AUFGABENSTELLUNG:
Schreiben Sie den Beitrag zur Sotomo-Studie über Teilzeitarbeit im Anschluss an seinen letzten Satz weiter.

*** QUELLDOKUMENT ***

Wir müssen anders arbeiten

Die neueste Sotomo-Studie zur Teilzeitarbeit zeigt auf: Unser Verständnis von Arbeitsethos muss sich grundlegend ändern. Nur so können wir die gravierenden Probleme auf dem Arbeitsmarkt lösen.

Karriere oder Karibik? Die Haltung zur Erwerbsarbeit spaltet die Schweiz. Die Schweizer*innen wollten beides - und irgendwie doch nicht. Das belegen die Ergebnisse der #geschlechtergerechter-Studie mit Fokus auf Teilzeitarbeit. Erhoben wurde die repräsentative Umfrage vom Forschungsinstitut Sotomo.

Wir müssen mehr arbeiten, sagen 56 Prozent

Sotomo-Umfrage

Tatsache ist: 2023 gehen erstmals mehr Menschen in den Ruhestand, als neue Arbeitnehmer*innen in den Arbeitsmarkt eintreten. Das hat Konsequenzen für die Altersvorsorge und unseren Wohlstand. Zusätzlich belastend: Der gravierende Fachkräftemangel in vielen Branchen. Die naheliegendste Lösung: Mehr arbeiten, wie 56 Prozent der Befragten finden.

Gleichzeitig will vor allem die junge Generation eine gesunde Work-Life-Balance und eine Arbeitsstelle, die Sinn macht. Es entspricht dem Zeitgeist, dass nicht nur die Generationen Z und Y, sondern 68 Prozent der Schweizer*innen finden: Wir arbeiten zu viel.

*** GESAMMELTES MATERIAL ***

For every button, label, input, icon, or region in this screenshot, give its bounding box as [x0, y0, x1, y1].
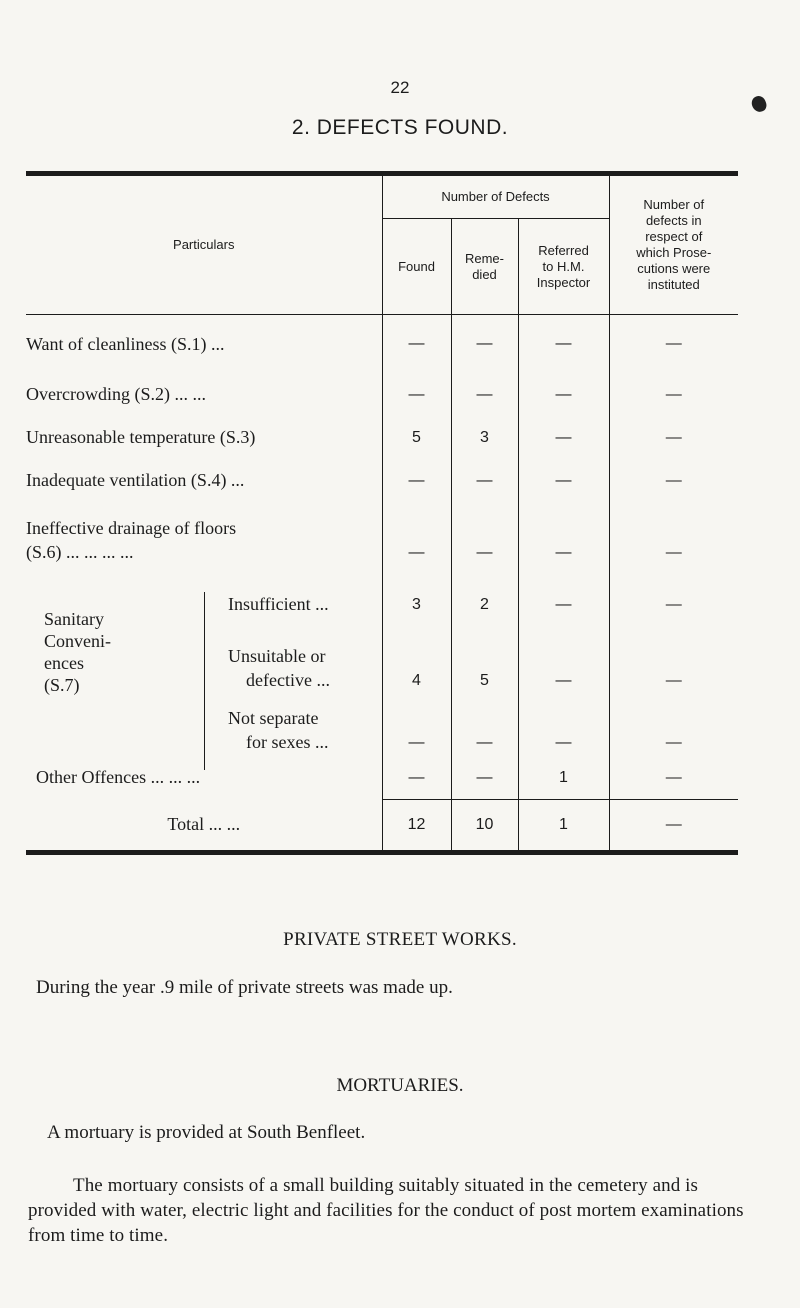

***

LÖSUNG DER AUFGABE:
«Das berühmte Schweizer Arbeitsethos bröckelt.»

Michael Hermann

Dieser Widerspruch führt zu einem ideologischen Spagat zwischen wirtschaftlichen Überlegungen und privaten Vorlieben. Wie die Studienautoren schreiben, entsteht besonders in Bezug auf Familie und Politik ein Konflikt mit scheinbar gegensätzlichen Haltungen: Die Schweizer*innen wollen garantierte Krippenplätze für alle und die Einführung einer Individualbesteuerung. Beide Massnahmen könnten insbesondere Mütter motivieren, mehr zu arbeiten. Gleichzeitig finden die Schweizer*innen aber auch: Eltern, die ihre Kinder selbst betreuen, sollten dafür finanziell entschädigt werden. Das macht es für Eltern attraktiver, weniger zu arbeiten.

Diese Uneinigkeit der Schweizer Arbeitsnehmer*innen führt für Studienautor Michael Hermann zum Schluss: «Das berühmte Schweizer Arbeitsethos bröckelt» (Tages Anzeiger, 06.02.2023).

 

Wir arbeiten zuviel, sagen 68 Prozent

Sotomo-Umfrage

Ja was ist denn nun die Lösung? Mehr oder weniger arbeiten? Der Schlüssel steckt nicht im «mehr» oder «weniger», sondern das Zauberwort ist «anders». Denn Ethos, gemäss Duden die «vom Bewusstsein sittlicher Werte geprägte Gesinnung, Gesamthaltung», ist ein wandelbarer Begriff. Ein Begriff, der laufend neu diskutiert und definiert werden muss. Nur weil der Fokus auf finanziellen Wohlstand und Produktivität für vergangene Generationen Sinn machte, muss das nicht so bleiben.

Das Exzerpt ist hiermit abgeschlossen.